What is Quality? Quality is the degree to which a commodity meets the requirements of the customer at the start of its life. (As defined in ISO 9000)

Quality does not come from using a ISO 9001 quality management system. The ISO9001 standard is not designed to create quality. ISO 9001 is just a “bookshelf” to store and manage your quality creation processes and procedures.

The Effects of Quality are experienced by the customer. Product quality perception comes from your design specifications and the manufacture standards achieved. Service quality perception comes from your service process design and standard of delivery.

After being an ISO 9001 consultant to many companies I saw that nearly every operation I had worked with misunderstood what is quality. They thought that by getting an ISO 9001 quality management system (QMS) they would become a quality-driven company. No, that is totally wrong! ISO9001 cannot create quality. ISO 9001 certification is not a solution to becoming a quality company. Or to getting quality into your products and services.

• **REQUIRED ACTION**
Pick up the text on quality and ISO 9001 after its final sentence and keep writing it. The entries that follow have nothing to do with the text on quality.

• **DATA EXTRACTS**
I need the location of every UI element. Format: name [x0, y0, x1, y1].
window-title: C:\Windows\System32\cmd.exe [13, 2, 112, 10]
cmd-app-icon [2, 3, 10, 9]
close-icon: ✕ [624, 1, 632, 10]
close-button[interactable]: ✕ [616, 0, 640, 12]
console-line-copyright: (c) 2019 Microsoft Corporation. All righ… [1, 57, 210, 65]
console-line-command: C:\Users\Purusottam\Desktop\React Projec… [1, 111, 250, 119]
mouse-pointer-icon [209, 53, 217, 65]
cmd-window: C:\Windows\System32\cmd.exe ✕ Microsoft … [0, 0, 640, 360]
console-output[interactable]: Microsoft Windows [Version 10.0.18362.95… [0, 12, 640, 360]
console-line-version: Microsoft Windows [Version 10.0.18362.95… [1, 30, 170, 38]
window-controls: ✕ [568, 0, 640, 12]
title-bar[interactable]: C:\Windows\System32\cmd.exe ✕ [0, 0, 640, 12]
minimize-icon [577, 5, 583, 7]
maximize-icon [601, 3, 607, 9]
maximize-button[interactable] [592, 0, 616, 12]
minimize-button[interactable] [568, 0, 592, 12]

• **ANSWER BELOW**
This misunderstanding is why ISO 9001 has such a poor reputation for delivering the customer perception improvements that senior management wanted by adopting ISO 9001—the ISO 9001 standard does not tell you HOW to design and create quality in your products and services.

When you put a ISO 9001 quality management system into your business it cannot give you product and work quality and reliability. ISO 9001 gives you a management framework. Think of it as like a set of empty bookshelves with a document tracking system but no books. It is up to you to design and build the ideal processes and products that make your customers satisfied. ISO 9001 can never do that for you, it only stores your QMS documents on its shelves.

So, what is quality? Quality is delivered when you achieve the minimum requirement of a specified performance standard. Quality is a specified performance range. Get into the range of required performance and you have ‘quality’. Both a basic Toyota Corolla and a top-of-the-line Mercedes Benz are quality cars. They each have specific engineering design standards to meet and once those standards are satisfied then quality is delivered.

To help executives, managers and supervisors understand what is quality, how to create quality, and how to embed quality into their workplace I wrote an explanatory ebook with a simple, structured methodology. I called this approach to work quality control and quality assurance the Accuracy Controlled Enterprise (ACE). The couple of images below try to summarize the purpose and use of the ACE 3T approach of quality control and quality assurance. If you want more information on the ACE 3T methodology you can follow the web links at the end of this page.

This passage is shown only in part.